▸ **Selected excerpt**:
As co-director of Starcom USA's Video Investment Group, his charge is to get marketers to look at TV as a part of an entire basket of visual media-including broadband and video on demand-and make investments accordingly.
"The digital explosion is going to be the biggest thing we have to deal with in the future," said Mr. Boothe, a group client leader at Starcom, Chicago, part of Publicis Groupe's Starcom MediaVest Group.
Mr. Boothe-who makes it a mission to keep up with the latest gadgets, from Apple's iPod to satellite radio-believes in these emerging media because of his own experience.
As account leader for Miller Brewing Co. for the past seven years, he watched the brewer's young-adult-male target embrace video on the Internet and other emerging media.
That age group is the "first group to embrace that technology," said Mr. Boothe, 39, who joined Leo Burnett USA in 1987 as a media planner/buyer for Kraft (Starcom was created in the late 1990s out of Burnett's media department).
Miller has employed Web-based video for years. During the "Cat Fight" craze it posted an uncensored version of the original ad, showing the women locked in a kiss.
The Video Investment Group was created in 2004 and Mr. Boothe took charge last year, adding to his responsibilities overseeing Miller, Finish Line, Gap, Canon and Starcom's sports-broadcast activities. It has 11 clients, up from eight a year ago, and combined budgets have more than doubled. Last spring, Nintendo and Kellogg became charter advertisers on Cartoon Network's video on demand through inventory secured by the Video Investment Group. In September, Allstate, U.S. Army and Best Buy became charter members in Discovery video on demand.
John Muszynski, tapped last week as CEO, Starcom USA, was one of the executives who got the video unit off the ground in 2004. Mr. Boothe took the reins late last year. Expanding the business is a priority for 2005. "We're going to start putting in more and more real programs instead of beta programs and tests," he said.
Mr. Boothe's "strategic mind for our clients' business is second to none; then he finds an innovative way to address that strategic business need," Mr. Muszynski said. "I want him to put that same kind of thinking and discipline he does to his other businesses."
Mr. Boothe's creative and strategic sensibilities were manifest in his work for Miller, and his business and strategic sense were what won him the job of leading the new group.

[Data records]
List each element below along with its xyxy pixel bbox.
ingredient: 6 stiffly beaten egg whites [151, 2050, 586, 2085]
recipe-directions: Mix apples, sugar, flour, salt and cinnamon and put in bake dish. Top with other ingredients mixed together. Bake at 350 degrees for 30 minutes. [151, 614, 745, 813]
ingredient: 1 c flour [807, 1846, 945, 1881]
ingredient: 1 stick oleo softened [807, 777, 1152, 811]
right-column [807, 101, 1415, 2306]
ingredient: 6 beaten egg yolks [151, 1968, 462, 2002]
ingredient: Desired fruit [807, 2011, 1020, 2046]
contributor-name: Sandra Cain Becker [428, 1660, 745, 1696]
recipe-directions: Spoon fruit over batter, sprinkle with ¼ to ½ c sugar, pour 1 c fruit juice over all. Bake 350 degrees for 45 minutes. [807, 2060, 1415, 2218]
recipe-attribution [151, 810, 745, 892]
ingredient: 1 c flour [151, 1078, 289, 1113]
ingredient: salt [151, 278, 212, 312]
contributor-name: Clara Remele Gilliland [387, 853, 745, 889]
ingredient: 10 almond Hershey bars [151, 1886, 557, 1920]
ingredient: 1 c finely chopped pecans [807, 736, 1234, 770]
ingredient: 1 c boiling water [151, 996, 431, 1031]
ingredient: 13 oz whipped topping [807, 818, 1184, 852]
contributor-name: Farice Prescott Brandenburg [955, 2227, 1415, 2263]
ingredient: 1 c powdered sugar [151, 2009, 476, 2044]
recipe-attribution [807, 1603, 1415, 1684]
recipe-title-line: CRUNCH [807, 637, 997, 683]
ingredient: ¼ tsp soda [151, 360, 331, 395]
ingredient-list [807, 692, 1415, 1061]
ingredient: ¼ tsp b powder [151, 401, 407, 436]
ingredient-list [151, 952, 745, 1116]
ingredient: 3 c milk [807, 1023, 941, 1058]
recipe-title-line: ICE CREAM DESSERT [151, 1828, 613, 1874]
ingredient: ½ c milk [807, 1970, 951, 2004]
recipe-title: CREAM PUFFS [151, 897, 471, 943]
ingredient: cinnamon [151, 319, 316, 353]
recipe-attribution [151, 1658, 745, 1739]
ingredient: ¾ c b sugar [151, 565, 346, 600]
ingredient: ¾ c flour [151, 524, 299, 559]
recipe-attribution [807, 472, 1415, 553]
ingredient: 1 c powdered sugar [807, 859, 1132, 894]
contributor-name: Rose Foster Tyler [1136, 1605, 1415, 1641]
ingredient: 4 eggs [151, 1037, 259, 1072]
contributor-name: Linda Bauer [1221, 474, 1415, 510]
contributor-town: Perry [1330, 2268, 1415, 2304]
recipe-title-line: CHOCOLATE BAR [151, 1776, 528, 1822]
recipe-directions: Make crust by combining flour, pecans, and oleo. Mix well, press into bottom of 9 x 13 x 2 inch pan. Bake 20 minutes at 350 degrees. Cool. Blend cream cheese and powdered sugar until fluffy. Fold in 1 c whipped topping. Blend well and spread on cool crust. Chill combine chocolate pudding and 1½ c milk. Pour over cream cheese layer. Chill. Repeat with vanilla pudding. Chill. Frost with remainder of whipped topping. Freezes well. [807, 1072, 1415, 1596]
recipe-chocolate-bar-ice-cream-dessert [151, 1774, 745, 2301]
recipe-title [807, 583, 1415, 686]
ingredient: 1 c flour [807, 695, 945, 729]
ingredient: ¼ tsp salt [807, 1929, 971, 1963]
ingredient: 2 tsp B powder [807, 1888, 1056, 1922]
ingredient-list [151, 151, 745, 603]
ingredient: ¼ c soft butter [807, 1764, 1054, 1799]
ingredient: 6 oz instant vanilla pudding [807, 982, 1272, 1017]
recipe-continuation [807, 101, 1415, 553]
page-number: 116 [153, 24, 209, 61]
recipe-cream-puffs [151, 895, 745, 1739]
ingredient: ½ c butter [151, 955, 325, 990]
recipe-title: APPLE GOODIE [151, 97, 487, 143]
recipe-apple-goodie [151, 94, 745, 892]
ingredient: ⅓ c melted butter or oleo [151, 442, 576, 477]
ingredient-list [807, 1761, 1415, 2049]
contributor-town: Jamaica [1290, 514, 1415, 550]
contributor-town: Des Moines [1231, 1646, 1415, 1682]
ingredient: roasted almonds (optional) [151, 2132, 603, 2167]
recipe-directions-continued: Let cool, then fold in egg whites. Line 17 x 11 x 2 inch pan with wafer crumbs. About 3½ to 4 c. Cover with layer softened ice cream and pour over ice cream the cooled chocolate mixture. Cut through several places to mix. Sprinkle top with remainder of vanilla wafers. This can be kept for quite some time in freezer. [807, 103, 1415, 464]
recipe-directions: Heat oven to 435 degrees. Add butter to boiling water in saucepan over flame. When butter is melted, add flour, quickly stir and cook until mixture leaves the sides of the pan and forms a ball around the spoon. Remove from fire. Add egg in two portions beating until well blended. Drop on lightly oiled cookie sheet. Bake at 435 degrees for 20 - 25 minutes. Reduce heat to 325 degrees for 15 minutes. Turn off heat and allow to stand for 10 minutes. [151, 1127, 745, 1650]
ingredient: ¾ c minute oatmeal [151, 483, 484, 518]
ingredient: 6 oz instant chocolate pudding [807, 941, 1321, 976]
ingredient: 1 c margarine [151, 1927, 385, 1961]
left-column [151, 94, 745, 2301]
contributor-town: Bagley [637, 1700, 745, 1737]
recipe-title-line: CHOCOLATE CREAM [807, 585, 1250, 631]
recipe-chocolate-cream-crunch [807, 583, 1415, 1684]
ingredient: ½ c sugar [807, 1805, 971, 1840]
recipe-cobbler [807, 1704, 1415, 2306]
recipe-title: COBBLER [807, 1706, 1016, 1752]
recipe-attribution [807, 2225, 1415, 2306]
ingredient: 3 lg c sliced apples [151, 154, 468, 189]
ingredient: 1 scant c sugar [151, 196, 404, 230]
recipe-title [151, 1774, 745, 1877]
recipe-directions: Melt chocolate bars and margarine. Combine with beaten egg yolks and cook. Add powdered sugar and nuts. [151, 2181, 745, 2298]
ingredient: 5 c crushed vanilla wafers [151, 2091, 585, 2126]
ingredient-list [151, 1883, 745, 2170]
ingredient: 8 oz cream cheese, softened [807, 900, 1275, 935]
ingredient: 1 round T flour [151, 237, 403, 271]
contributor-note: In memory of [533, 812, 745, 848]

▸ **Work to complete**: Copy word for word the passage of the Starcom profile running from "As co-director of" down to "his own experience.". These records are separate material, apart from the profile.

▸ **Problem solution**:
As co-director of Starcom USA's Video Investment Group, his charge is to get marketers to look at TV as a part of an entire basket of visual media-including broadband and video on demand-and make investments accordingly.
"The digital explosion is going to be the biggest thing we have to deal with in the future," said Mr. Boothe, a group client leader at Starcom, Chicago, part of Publicis Groupe's Starcom MediaVest Group.
Mr. Boothe-who makes it a mission to keep up with the latest gadgets, from Apple's iPod to satellite radio-believes in these emerging media because of his own experience.